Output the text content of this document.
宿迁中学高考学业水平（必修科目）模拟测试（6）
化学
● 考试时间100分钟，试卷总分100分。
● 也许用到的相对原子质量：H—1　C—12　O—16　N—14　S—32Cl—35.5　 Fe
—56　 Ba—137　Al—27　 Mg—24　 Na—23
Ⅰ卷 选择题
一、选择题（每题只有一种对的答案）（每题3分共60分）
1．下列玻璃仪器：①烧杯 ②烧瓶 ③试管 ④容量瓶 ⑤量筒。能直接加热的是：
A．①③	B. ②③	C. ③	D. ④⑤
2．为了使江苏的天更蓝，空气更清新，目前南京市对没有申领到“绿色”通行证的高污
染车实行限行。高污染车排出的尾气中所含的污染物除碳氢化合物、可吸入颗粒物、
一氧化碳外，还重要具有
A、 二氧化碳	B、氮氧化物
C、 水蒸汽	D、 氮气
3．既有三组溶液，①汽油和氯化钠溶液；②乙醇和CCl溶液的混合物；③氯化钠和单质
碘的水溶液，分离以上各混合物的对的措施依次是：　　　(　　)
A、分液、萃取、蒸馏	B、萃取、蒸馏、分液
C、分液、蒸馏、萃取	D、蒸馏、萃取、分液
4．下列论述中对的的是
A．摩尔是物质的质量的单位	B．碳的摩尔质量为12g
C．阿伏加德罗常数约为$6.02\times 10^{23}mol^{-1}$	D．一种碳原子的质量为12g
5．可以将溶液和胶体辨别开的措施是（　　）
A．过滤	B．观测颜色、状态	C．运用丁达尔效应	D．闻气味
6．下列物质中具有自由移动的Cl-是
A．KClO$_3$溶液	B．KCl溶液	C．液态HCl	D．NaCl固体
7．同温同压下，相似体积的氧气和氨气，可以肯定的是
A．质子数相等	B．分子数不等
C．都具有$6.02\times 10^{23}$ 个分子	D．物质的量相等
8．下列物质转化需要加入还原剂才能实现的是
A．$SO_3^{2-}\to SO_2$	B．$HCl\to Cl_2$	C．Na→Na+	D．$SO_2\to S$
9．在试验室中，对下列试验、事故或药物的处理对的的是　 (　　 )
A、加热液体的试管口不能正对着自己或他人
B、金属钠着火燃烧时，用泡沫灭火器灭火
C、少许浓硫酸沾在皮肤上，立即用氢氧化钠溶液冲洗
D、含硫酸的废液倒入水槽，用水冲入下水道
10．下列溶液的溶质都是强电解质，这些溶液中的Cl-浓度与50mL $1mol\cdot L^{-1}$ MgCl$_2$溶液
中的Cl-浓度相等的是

──────────────────────────────

**Objective:**
Transcribe the material above word for word.

**Completed exercise:**
Output the text content of this document.
宿迁中学高考学业水平（必修科目）模拟测试（6）
化学
● 考试时间100分钟，试卷总分100分。
● 也许用到的相对原子质量：H—1　C—12　O—16　N—14　S—32Cl—35.5　 Fe
—56　 Ba—137　Al—27　 Mg—24　 Na—23
Ⅰ卷 选择题
一、选择题（每题只有一种对的答案）（每题3分共60分）
1．下列玻璃仪器：①烧杯 ②烧瓶 ③试管 ④容量瓶 ⑤量筒。能直接加热的是：
A．①③	B. ②③	C. ③	D. ④⑤
2．为了使江苏的天更蓝，空气更清新，目前南京市对没有申领到“绿色”通行证的高污
染车实行限行。高污染车排出的尾气中所含的污染物除碳氢化合物、可吸入颗粒物、
一氧化碳外，还重要具有
A、 二氧化碳	B、氮氧化物
C、 水蒸汽	D、 氮气
3．既有三组溶液，①汽油和氯化钠溶液；②乙醇和CCl溶液的混合物；③氯化钠和单质
碘的水溶液，分离以上各混合物的对的措施依次是：　　　(　　)
A、分液、萃取、蒸馏	B、萃取、蒸馏、分液
C、分液、蒸馏、萃取	D、蒸馏、萃取、分液
4．下列论述中对的的是
A．摩尔是物质的质量的单位	B．碳的摩尔质量为12g
C．阿伏加德罗常数约为$6.02\times 10^{23}mol^{-1}$	D．一种碳原子的质量为12g
5．可以将溶液和胶体辨别开的措施是（　　）
A．过滤	B．观测颜色、状态	C．运用丁达尔效应	D．闻气味
6．下列物质中具有自由移动的Cl-是
A．KClO$_3$溶液	B．KCl溶液	C．液态HCl	D．NaCl固体
7．同温同压下，相似体积的氧气和氨气，可以肯定的是
A．质子数相等	B．分子数不等
C．都具有$6.02\times 10^{23}$ 个分子	D．物质的量相等
8．下列物质转化需要加入还原剂才能实现的是
A．$SO_3^{2-}\to SO_2$	B．$HCl\to Cl_2$	C．Na→Na+	D．$SO_2\to S$
9．在试验室中，对下列试验、事故或药物的处理对的的是　 (　　 )
A、加热液体的试管口不能正对着自己或他人
B、金属钠着火燃烧时，用泡沫灭火器灭火
C、少许浓硫酸沾在皮肤上，立即用氢氧化钠溶液冲洗
D、含硫酸的废液倒入水槽，用水冲入下水道
10．下列溶液的溶质都是强电解质，这些溶液中的Cl-浓度与50mL $1mol\cdot L^{-1}$ MgCl$_2$溶液
中的Cl-浓度相等的是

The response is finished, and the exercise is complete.